### Rows from a figure dataset
#####
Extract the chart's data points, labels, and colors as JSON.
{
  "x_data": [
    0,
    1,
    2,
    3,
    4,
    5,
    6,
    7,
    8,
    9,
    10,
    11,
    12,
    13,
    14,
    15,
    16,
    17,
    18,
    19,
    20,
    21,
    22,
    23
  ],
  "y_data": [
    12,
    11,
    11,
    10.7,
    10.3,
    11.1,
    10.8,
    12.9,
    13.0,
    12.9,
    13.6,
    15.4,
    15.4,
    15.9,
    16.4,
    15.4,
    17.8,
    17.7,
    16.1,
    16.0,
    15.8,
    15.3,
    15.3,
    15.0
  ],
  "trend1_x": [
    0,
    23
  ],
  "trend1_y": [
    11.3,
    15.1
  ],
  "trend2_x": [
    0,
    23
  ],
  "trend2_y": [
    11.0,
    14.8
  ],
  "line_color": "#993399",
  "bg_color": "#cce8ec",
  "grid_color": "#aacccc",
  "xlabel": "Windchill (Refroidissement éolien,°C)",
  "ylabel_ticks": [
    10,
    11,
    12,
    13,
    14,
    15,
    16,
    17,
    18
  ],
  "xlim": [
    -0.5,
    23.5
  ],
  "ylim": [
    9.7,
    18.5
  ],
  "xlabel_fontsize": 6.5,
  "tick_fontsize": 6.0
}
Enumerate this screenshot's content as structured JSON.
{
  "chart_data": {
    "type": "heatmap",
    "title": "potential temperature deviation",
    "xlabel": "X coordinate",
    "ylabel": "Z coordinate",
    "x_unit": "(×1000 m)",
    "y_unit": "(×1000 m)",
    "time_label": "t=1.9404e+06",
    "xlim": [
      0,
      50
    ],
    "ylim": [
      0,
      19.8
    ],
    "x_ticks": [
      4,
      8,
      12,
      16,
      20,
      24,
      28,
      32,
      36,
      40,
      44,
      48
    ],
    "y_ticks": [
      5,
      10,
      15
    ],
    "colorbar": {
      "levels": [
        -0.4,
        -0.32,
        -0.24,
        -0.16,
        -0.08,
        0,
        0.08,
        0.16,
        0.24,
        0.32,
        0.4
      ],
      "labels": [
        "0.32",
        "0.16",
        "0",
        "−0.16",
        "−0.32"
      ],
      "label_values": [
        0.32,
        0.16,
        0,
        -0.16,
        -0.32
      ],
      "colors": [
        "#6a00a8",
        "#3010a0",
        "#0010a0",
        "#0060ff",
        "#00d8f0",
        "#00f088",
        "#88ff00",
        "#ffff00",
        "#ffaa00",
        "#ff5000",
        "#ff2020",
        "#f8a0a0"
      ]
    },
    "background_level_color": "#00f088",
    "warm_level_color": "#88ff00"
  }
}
#####
### SET PROBLEM
Print every entry exactly as it appears.

### OUTPUT OF THE TASK
Extract the chart's data points, labels, and colors as JSON.
{
  "x_data": [
    0,
    1,
    2,
    3,
    4,
    5,
    6,
    7,
    8,
    9,
    10,
    11,
    12,
    13,
    14,
    15,
    16,
    17,
    18,
    19,
    20,
    21,
    22,
    23
  ],
  "y_data": [
    12,
    11,
    11,
    10.7,
    10.3,
    11.1,
    10.8,
    12.9,
    13.0,
    12.9,
    13.6,
    15.4,
    15.4,
    15.9,
    16.4,
    15.4,
    17.8,
    17.7,
    16.1,
    16.0,
    15.8,
    15.3,
    15.3,
    15.0
  ],
  "trend1_x": [
    0,
    23
  ],
  "trend1_y": [
    11.3,
    15.1
  ],
  "trend2_x": [
    0,
    23
  ],
  "trend2_y": [
    11.0,
    14.8
  ],
  "line_color": "#993399",
  "bg_color": "#cce8ec",
  "grid_color": "#aacccc",
  "xlabel": "Windchill (Refroidissement éolien,°C)",
  "ylabel_ticks": [
    10,
    11,
    12,
    13,
    14,
    15,
    16,
    17,
    18
  ],
  "xlim": [
    -0.5,
    23.5
  ],
  "ylim": [
    9.7,
    18.5
  ],
  "xlabel_fontsize": 6.5,
  "tick_fontsize": 6.0
}
Enumerate this screenshot's content as structured JSON.
{
  "chart_data": {
    "type": "heatmap",
    "title": "potential temperature deviation",
    "xlabel": "X coordinate",
    "ylabel": "Z coordinate",
    "x_unit": "(×1000 m)",
    "y_unit": "(×1000 m)",
    "time_label": "t=1.9404e+06",
    "xlim": [
      0,
      50
    ],
    "ylim": [
      0,
      19.8
    ],
    "x_ticks": [
      4,
      8,
      12,
      16,
      20,
      24,
      28,
      32,
      36,
      40,
      44,
      48
    ],
    "y_ticks": [
      5,
      10,
      15
    ],
    "colorbar": {
      "levels": [
        -0.4,
        -0.32,
        -0.24,
        -0.16,
        -0.08,
        0,
        0.08,
        0.16,
        0.24,
        0.32,
        0.4
      ],
      "labels": [
        "0.32",
        "0.16",
        "0",
        "−0.16",
        "−0.32"
      ],
      "label_values": [
        0.32,
        0.16,
        0,
        -0.16,
        -0.32
      ],
      "colors": [
        "#6a00a8",
        "#3010a0",
        "#0010a0",
        "#0060ff",
        "#00d8f0",
        "#00f088",
        "#88ff00",
        "#ffff00",
        "#ffaa00",
        "#ff5000",
        "#ff2020",
        "#f8a0a0"
      ]
    },
    "background_level_color": "#00f088",
    "warm_level_color": "#88ff00"
  }
}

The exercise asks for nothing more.